(EXERCISE REQUIREMENTS):
Produce a verbatim transcription of the records below, beginning at the line containing "Transcribe the text in this document." and ending at the final line; include only those lines.

[Data entries]

** START **

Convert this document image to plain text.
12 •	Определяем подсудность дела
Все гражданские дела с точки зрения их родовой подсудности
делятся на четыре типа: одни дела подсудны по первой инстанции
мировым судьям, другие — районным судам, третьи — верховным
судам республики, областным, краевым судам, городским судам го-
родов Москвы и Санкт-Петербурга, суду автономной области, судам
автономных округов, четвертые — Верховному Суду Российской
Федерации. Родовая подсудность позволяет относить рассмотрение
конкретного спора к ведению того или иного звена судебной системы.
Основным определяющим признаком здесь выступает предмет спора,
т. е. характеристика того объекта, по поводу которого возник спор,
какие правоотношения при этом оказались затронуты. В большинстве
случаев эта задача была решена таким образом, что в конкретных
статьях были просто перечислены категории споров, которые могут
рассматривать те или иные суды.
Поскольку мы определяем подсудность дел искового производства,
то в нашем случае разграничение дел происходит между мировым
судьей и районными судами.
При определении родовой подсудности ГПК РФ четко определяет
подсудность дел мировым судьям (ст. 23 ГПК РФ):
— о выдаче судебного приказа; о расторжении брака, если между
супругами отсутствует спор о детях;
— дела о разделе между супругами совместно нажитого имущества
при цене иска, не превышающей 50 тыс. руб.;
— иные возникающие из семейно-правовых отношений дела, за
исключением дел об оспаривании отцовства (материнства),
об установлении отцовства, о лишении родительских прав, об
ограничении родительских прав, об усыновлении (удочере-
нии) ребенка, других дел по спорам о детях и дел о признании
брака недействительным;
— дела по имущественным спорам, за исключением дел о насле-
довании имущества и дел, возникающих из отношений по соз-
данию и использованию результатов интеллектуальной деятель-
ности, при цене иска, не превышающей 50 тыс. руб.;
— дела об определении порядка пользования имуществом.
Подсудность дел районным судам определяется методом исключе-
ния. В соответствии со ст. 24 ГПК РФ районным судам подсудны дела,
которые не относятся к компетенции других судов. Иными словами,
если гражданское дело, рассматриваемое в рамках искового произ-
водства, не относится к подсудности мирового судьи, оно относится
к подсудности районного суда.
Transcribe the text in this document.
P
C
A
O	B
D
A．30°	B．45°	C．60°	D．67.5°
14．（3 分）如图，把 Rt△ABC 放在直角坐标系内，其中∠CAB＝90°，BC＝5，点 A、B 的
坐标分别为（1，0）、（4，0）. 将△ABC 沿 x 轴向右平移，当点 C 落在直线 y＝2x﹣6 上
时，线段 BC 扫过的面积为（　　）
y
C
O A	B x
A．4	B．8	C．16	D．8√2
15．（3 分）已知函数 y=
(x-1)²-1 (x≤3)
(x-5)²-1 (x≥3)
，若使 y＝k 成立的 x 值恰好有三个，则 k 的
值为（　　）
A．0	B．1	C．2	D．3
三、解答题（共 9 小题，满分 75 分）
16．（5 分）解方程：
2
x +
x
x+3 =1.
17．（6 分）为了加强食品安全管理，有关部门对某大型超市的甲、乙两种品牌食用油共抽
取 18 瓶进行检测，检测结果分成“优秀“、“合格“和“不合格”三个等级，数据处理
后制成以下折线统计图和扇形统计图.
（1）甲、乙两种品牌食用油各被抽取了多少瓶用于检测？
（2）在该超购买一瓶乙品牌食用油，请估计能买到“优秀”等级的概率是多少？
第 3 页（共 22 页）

** END **

(THE REPLY):
Transcribe the text in this document.
P
C
A
O	B
D
A．30°	B．45°	C．60°	D．67.5°
14．（3 分）如图，把 Rt△ABC 放在直角坐标系内，其中∠CAB＝90°，BC＝5，点 A、B 的
坐标分别为（1，0）、（4，0）. 将△ABC 沿 x 轴向右平移，当点 C 落在直线 y＝2x﹣6 上
时，线段 BC 扫过的面积为（　　）
y
C
O A	B x
A．4	B．8	C．16	D．8√2
15．（3 分）已知函数 y=
(x-1)²-1 (x≤3)
(x-5)²-1 (x≥3)
，若使 y＝k 成立的 x 值恰好有三个，则 k 的
值为（　　）
A．0	B．1	C．2	D．3
三、解答题（共 9 小题，满分 75 分）
16．（5 分）解方程：
2
x +
x
x+3 =1.
17．（6 分）为了加强食品安全管理，有关部门对某大型超市的甲、乙两种品牌食用油共抽
取 18 瓶进行检测，检测结果分成“优秀“、“合格“和“不合格”三个等级，数据处理
后制成以下折线统计图和扇形统计图.
（1）甲、乙两种品牌食用油各被抽取了多少瓶用于检测？
（2）在该超购买一瓶乙品牌食用油，请估计能买到“优秀”等级的概率是多少？
第 3 页（共 22 页）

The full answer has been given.